Quoted text start
[yt-users] xstick label in yt slice plot
Nathan Goldbaum
nathan12343 at gmail.com
Fri May 20 12:09:06 PDT 2016
Hi Yanfei,
So I looked a little closer at the code. It looks like the 'domain' origin
sets the origin of the plot at the lower-left-hand corner of the *domain*,
which for your dataset is *not* the same thing as setting the origin of the
plot at the origin of the simulation's coordinate system.
What you want is to set the origin to 'native', which sets the origin to be
the same as the origin of the simulation coordinate system. Here is an
example with that choice:
https://gist.github.com/e61ac07b44e5083ea88fcf1bf24a3459
Hope that's helpful,
Nathan
On Thu, May 19, 2016 at 3:29 PM, Jiang, Yanfei <yanfei.jiang at cfa.harvard.edu
> wrote:
> Hi Nathan,
>
> Here is a much smaller data file that you can try:
>
>
> https://drive.google.com/file/d/0ByTG4wYr-7aOdUxUR0dMWGZVQmM/view?usp=sharing
>
> Now the inner boundary is 28 and it is labeled as 0.
>
>
> On Thu, May 19, 2016 at 3:07 PM, Nathan Goldbaum <nathan12343 at gmail.com>
> wrote:
>
>> Hi Yanfei,
>>
>> John ZuHone gave me access to your dataset - I think the issue is that
>> ds.domain_left_edge is [2, 0, 0], and that is confusing the code that
>> generates the plot coordinates for spherical geometries.
Quoted text end
§ Set exercise:
In the email about the yt slice plot, which origin setting does Nathan recommend so that the plot's origin matches the origin of the simulation coordinate system? You won't need the data that comes after this email.
Extracted information start
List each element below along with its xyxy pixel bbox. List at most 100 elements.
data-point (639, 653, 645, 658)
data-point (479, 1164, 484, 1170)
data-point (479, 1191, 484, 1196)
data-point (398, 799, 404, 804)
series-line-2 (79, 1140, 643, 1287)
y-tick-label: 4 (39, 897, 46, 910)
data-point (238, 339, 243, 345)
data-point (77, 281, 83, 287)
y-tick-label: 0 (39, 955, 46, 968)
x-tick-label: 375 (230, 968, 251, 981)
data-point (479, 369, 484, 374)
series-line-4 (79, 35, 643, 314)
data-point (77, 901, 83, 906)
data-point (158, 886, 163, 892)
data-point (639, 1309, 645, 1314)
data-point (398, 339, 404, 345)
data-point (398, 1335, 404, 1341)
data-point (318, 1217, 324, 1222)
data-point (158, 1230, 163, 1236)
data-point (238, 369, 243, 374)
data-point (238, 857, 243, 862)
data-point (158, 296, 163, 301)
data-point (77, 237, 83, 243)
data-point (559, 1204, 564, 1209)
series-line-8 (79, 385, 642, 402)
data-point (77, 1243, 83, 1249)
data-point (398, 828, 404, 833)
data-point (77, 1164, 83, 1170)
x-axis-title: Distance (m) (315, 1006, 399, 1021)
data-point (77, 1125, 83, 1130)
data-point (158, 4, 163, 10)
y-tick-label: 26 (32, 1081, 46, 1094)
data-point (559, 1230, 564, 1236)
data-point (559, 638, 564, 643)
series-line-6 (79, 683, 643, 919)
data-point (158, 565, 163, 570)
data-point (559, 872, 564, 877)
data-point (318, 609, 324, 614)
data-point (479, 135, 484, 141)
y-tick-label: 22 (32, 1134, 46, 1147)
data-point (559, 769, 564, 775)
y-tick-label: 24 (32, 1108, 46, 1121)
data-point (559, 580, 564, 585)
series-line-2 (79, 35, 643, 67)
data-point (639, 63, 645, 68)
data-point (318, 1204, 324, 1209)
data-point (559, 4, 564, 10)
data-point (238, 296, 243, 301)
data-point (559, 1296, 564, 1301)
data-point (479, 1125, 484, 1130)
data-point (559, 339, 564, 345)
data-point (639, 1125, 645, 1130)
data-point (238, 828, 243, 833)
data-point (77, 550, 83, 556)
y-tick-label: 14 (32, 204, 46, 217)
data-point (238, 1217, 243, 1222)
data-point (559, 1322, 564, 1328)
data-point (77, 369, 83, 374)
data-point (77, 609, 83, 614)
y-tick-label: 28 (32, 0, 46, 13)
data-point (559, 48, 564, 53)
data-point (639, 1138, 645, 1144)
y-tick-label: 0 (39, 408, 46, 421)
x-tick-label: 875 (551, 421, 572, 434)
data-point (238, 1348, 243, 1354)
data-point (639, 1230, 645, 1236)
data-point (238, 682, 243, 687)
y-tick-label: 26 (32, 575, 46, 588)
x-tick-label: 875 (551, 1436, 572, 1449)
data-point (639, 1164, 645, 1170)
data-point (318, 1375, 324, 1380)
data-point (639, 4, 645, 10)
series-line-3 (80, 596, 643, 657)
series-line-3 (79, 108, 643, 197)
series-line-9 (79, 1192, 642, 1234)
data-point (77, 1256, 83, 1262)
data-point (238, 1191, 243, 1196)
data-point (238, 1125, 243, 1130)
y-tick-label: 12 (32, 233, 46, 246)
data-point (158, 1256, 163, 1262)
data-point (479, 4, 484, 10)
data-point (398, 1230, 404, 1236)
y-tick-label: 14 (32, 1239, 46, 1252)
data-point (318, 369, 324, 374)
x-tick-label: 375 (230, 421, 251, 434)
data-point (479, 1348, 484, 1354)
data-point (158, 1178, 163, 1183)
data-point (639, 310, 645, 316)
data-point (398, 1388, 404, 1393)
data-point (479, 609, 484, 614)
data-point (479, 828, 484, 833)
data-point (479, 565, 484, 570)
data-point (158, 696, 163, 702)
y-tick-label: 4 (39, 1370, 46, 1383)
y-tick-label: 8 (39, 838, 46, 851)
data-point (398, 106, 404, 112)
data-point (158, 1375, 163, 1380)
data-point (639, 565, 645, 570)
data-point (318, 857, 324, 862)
Extracted information end
§ Reply:
He recommends setting the origin to 'native'.